Stored items
◇ ◇ ◇ ◇ ◇

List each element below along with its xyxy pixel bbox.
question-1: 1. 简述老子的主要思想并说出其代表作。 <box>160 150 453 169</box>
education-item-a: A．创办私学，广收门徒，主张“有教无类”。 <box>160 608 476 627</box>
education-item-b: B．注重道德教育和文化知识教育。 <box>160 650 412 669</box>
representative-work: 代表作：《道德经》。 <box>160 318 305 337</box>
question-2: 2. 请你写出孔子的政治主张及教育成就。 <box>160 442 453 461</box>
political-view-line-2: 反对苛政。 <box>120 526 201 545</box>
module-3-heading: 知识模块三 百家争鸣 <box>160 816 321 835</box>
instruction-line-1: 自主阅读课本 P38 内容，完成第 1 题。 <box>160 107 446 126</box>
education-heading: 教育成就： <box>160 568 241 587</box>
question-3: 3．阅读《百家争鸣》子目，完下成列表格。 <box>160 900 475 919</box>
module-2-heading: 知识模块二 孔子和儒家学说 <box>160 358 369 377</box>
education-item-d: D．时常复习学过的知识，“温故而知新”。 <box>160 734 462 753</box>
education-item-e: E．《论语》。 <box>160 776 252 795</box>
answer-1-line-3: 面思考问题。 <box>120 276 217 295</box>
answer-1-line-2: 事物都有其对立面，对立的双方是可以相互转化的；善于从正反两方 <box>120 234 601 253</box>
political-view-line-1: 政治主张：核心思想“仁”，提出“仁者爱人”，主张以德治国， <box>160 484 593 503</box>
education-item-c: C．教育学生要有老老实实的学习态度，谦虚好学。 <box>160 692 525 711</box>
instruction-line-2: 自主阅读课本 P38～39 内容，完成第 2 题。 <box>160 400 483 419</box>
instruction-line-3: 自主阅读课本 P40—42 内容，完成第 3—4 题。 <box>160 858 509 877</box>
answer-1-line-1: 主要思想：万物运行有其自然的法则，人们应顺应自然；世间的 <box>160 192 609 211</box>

◇ ◇ ◇ ◇ ◇

(Task goal)
Please copy every line of the listing above without changing any of them.

(Output for this exercise)
List each element below along with its xyxy pixel bbox.
question-1: 1. 简述老子的主要思想并说出其代表作。 <box>160 150 453 169</box>
education-item-a: A．创办私学，广收门徒，主张“有教无类”。 <box>160 608 476 627</box>
education-item-b: B．注重道德教育和文化知识教育。 <box>160 650 412 669</box>
representative-work: 代表作：《道德经》。 <box>160 318 305 337</box>
question-2: 2. 请你写出孔子的政治主张及教育成就。 <box>160 442 453 461</box>
political-view-line-2: 反对苛政。 <box>120 526 201 545</box>
module-3-heading: 知识模块三 百家争鸣 <box>160 816 321 835</box>
instruction-line-1: 自主阅读课本 P38 内容，完成第 1 题。 <box>160 107 446 126</box>
education-heading: 教育成就： <box>160 568 241 587</box>
question-3: 3．阅读《百家争鸣》子目，完下成列表格。 <box>160 900 475 919</box>
module-2-heading: 知识模块二 孔子和儒家学说 <box>160 358 369 377</box>
education-item-d: D．时常复习学过的知识，“温故而知新”。 <box>160 734 462 753</box>
education-item-e: E．《论语》。 <box>160 776 252 795</box>
answer-1-line-3: 面思考问题。 <box>120 276 217 295</box>
answer-1-line-2: 事物都有其对立面，对立的双方是可以相互转化的；善于从正反两方 <box>120 234 601 253</box>
political-view-line-1: 政治主张：核心思想“仁”，提出“仁者爱人”，主张以德治国， <box>160 484 593 503</box>
education-item-c: C．教育学生要有老老实实的学习态度，谦虚好学。 <box>160 692 525 711</box>
instruction-line-2: 自主阅读课本 P38～39 内容，完成第 2 题。 <box>160 400 483 419</box>
instruction-line-3: 自主阅读课本 P40—42 内容，完成第 3—4 题。 <box>160 858 509 877</box>
answer-1-line-1: 主要思想：万物运行有其自然的法则，人们应顺应自然；世间的 <box>160 192 609 211</box>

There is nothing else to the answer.